--- THE PROBLEM ---
Convert each line of the entries into a numbered list, leaving out blank lines and the pictures.

--- RECORDS FOR THE TASK ---
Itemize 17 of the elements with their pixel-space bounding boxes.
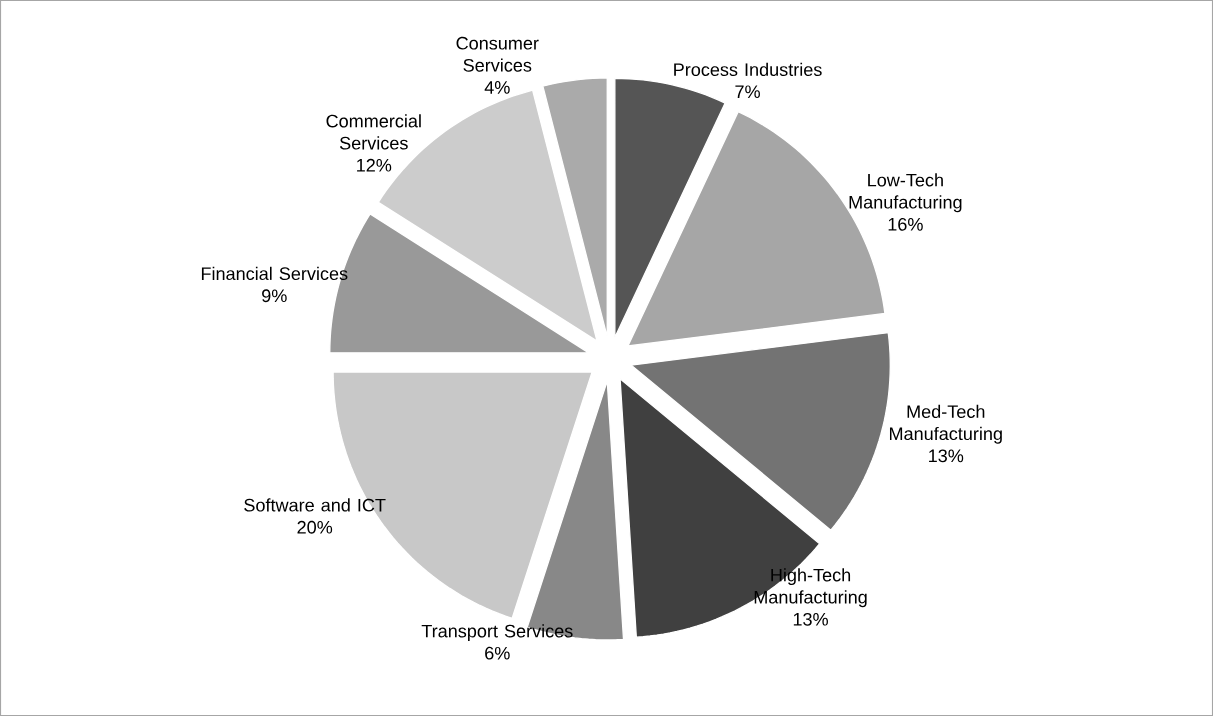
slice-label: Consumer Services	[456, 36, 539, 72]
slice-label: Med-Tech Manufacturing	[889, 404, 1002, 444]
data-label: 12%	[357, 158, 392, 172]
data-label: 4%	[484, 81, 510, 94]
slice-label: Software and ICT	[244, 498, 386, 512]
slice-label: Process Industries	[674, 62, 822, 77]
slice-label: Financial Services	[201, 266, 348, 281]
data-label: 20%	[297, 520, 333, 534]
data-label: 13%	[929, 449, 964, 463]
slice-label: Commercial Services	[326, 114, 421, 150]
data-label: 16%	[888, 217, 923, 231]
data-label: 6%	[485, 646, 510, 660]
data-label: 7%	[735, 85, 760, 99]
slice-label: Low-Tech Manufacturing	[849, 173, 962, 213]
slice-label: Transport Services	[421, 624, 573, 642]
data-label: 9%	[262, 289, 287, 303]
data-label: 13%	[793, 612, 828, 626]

--- SOLUTION FOR THIS EXERCISE ---
1. Itemize 17 of the elements with their pixel-space bounding boxes.
2. slice-label: Consumer Services	[456, 36, 539, 72]
3. slice-label: Med-Tech Manufacturing	[889, 404, 1002, 444]
4. data-label: 12%	[357, 158, 392, 172]
5. data-label: 4%	[484, 81, 510, 94]
6. slice-label: Software and ICT	[244, 498, 386, 512]
7. slice-label: Process Industries	[674, 62, 822, 77]
8. slice-label: Financial Services	[201, 266, 348, 281]
9. data-label: 20%	[297, 520, 333, 534]
10. data-label: 13%	[929, 449, 964, 463]
11. slice-label: Commercial Services	[326, 114, 421, 150]
12. data-label: 16%	[888, 217, 923, 231]
13. data-label: 6%	[485, 646, 510, 660]
14. data-label: 7%	[735, 85, 760, 99]
15. slice-label: Low-Tech Manufacturing	[849, 173, 962, 213]
16. slice-label: Transport Services	[421, 624, 573, 642]
17. data-label: 9%	[262, 289, 287, 303]
18. data-label: 13%	[793, 612, 828, 626]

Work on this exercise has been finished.